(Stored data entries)
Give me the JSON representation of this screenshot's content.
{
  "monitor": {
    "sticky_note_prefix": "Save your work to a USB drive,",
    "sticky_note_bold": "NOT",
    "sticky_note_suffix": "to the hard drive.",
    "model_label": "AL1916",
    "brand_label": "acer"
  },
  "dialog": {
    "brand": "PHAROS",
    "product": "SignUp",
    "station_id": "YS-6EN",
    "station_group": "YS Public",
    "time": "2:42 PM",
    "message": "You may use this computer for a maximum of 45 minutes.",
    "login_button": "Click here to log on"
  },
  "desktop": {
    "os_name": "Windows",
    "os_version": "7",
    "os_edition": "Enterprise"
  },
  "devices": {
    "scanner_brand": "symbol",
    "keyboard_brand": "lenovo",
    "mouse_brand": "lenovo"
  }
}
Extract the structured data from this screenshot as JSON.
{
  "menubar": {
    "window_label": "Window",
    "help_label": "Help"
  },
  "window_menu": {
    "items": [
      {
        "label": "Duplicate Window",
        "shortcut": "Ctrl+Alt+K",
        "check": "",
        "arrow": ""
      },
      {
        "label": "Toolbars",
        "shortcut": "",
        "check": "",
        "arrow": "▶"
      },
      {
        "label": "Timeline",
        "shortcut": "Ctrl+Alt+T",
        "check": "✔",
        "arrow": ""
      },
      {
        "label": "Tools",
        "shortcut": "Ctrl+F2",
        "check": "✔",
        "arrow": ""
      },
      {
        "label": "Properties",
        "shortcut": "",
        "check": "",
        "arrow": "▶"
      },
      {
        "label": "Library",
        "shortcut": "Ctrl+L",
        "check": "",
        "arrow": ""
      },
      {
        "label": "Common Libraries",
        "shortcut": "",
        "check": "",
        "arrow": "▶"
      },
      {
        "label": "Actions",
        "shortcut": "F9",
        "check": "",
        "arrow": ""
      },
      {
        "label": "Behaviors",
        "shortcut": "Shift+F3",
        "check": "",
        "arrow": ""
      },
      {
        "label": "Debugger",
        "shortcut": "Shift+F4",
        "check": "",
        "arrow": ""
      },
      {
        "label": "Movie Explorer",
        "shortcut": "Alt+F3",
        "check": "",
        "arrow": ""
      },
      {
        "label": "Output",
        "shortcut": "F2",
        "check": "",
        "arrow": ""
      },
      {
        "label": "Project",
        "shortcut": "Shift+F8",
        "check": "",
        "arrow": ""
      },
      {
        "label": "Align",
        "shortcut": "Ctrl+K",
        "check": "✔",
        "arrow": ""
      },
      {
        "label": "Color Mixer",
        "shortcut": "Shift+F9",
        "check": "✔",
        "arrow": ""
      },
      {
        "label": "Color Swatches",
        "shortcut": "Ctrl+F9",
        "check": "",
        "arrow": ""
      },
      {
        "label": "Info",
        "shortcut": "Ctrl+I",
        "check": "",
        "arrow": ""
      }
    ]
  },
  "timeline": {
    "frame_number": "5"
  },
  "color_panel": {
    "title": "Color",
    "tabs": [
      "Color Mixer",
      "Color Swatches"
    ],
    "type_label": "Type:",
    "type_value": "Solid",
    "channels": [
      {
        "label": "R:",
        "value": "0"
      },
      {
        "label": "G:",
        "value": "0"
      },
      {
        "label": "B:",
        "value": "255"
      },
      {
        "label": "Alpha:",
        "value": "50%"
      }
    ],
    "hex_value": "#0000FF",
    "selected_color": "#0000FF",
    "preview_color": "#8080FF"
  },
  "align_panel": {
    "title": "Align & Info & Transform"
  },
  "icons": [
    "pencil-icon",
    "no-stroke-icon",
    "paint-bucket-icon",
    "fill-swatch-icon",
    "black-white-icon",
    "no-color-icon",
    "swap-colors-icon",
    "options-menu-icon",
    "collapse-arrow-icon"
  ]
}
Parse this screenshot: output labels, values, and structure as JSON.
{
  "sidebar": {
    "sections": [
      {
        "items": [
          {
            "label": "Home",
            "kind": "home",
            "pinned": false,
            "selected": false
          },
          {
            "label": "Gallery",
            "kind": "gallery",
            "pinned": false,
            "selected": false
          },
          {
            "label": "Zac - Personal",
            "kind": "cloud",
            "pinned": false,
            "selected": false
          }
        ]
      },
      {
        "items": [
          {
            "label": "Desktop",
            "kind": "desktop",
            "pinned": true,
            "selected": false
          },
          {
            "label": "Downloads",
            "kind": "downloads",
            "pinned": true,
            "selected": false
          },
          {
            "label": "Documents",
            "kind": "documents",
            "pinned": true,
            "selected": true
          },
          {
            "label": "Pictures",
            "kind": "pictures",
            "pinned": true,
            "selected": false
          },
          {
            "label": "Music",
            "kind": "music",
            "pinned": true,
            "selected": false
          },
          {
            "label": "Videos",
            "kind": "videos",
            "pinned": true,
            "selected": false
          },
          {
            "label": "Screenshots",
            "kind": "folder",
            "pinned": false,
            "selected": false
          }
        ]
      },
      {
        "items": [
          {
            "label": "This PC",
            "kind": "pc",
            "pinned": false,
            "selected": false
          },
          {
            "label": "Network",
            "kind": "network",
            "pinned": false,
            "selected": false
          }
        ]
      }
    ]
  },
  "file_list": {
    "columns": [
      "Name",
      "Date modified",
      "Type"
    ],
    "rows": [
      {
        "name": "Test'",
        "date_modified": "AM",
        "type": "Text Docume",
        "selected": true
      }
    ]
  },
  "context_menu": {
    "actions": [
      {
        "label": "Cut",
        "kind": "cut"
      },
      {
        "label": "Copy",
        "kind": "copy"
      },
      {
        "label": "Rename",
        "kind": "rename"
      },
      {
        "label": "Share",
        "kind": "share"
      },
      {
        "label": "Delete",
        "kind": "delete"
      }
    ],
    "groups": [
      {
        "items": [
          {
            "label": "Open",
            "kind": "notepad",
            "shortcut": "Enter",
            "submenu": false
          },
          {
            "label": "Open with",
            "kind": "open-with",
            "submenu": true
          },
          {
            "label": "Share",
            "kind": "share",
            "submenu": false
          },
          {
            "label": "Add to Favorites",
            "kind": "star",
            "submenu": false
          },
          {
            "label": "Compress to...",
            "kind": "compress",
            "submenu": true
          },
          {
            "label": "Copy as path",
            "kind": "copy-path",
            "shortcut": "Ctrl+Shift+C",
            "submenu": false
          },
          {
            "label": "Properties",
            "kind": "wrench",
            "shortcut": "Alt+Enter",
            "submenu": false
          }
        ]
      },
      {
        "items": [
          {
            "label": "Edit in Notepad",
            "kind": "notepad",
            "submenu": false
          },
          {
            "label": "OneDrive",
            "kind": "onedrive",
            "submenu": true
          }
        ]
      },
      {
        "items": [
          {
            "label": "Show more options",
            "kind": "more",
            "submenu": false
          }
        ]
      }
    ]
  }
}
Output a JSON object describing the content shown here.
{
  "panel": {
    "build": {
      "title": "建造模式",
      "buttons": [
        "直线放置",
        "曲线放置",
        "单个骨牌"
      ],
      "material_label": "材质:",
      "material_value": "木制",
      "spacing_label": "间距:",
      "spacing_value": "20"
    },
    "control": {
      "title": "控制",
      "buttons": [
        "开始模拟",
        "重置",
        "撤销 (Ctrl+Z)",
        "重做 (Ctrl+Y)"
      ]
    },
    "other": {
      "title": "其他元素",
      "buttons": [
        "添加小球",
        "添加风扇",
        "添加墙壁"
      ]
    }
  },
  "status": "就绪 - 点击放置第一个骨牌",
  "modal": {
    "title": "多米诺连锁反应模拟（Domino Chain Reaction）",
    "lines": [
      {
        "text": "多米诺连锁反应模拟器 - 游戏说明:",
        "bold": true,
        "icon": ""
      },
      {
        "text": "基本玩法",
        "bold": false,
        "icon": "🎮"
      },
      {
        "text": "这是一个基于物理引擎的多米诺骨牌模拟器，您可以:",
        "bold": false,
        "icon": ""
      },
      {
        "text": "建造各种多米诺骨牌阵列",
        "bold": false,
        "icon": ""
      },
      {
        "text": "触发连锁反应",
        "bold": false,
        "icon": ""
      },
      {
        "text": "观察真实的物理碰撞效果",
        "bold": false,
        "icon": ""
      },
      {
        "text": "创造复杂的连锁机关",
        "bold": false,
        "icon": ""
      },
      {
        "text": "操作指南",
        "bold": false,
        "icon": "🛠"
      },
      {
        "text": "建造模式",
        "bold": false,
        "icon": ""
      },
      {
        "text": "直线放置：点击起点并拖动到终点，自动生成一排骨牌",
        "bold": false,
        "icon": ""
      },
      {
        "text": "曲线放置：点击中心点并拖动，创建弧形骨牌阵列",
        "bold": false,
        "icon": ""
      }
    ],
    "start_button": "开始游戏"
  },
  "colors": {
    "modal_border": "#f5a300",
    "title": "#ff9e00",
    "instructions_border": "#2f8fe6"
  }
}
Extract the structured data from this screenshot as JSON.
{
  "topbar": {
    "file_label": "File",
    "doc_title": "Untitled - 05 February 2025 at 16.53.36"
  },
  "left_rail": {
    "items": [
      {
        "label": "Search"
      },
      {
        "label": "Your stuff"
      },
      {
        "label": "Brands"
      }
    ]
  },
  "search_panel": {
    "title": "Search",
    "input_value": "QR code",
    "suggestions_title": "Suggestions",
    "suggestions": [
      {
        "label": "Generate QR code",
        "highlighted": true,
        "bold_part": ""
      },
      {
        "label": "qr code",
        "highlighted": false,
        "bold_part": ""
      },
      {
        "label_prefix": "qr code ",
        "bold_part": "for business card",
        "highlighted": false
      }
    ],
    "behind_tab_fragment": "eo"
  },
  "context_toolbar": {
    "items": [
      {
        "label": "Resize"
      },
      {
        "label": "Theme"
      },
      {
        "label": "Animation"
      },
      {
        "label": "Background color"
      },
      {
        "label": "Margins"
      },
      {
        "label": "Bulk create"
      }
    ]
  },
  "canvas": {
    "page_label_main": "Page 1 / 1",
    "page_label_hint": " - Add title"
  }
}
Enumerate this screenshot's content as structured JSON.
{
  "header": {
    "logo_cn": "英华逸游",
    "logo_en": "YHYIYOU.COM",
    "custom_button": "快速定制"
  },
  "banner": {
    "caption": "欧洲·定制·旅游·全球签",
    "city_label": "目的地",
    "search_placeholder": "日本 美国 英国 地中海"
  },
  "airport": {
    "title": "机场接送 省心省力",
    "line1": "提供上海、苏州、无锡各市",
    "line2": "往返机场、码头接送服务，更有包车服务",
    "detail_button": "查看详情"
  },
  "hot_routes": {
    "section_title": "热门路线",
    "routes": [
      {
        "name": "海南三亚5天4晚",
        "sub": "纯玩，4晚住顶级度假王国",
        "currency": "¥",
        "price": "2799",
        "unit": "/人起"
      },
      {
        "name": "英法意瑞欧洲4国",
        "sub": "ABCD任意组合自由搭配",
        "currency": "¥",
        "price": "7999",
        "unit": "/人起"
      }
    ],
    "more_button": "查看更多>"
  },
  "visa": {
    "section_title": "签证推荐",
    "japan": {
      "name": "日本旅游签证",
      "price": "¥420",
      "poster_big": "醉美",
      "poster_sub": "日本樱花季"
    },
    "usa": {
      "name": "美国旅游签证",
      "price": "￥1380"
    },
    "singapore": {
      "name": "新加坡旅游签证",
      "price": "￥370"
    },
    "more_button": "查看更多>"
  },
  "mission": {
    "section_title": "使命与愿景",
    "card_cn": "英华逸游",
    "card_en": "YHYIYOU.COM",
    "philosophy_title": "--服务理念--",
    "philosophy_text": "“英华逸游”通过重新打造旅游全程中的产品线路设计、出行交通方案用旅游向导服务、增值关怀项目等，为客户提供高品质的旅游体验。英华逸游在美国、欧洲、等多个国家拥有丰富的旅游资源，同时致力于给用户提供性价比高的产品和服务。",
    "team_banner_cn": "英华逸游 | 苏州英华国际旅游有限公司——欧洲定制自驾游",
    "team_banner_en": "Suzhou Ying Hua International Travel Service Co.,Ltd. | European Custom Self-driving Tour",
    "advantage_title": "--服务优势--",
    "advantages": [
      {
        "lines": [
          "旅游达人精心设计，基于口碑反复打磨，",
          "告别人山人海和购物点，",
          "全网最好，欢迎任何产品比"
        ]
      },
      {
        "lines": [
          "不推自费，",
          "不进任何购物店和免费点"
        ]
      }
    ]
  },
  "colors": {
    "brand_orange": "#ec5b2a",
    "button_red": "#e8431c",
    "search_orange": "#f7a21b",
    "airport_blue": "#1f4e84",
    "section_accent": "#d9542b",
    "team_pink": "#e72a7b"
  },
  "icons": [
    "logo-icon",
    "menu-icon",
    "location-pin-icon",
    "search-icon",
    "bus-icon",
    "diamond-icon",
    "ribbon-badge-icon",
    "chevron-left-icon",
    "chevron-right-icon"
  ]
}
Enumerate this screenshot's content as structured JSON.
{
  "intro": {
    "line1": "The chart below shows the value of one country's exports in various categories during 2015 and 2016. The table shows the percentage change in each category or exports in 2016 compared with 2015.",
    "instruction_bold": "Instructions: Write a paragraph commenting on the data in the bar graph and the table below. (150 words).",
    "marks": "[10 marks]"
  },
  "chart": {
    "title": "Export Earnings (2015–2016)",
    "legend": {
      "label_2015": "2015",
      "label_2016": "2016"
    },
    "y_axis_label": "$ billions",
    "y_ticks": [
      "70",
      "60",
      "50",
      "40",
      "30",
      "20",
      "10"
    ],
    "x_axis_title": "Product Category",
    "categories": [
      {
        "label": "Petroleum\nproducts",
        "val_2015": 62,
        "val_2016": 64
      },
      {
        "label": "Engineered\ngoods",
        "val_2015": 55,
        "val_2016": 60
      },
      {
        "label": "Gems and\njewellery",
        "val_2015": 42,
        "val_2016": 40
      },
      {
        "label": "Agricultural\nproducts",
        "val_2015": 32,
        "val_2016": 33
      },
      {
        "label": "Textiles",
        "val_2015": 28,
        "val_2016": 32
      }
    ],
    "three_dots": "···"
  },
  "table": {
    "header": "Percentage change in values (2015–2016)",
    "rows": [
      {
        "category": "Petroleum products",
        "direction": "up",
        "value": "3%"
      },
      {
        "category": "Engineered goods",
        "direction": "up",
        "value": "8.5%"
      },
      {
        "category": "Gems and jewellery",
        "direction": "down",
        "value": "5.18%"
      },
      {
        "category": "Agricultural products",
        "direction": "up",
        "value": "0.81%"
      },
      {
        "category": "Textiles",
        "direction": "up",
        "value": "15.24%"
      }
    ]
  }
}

* _Task goal_
Find the string "highlighted" in the entries above and return each line that holds it.

* _Answer to this exercise_
        "highlighted": true,
        "highlighted": false,
        "highlighted": false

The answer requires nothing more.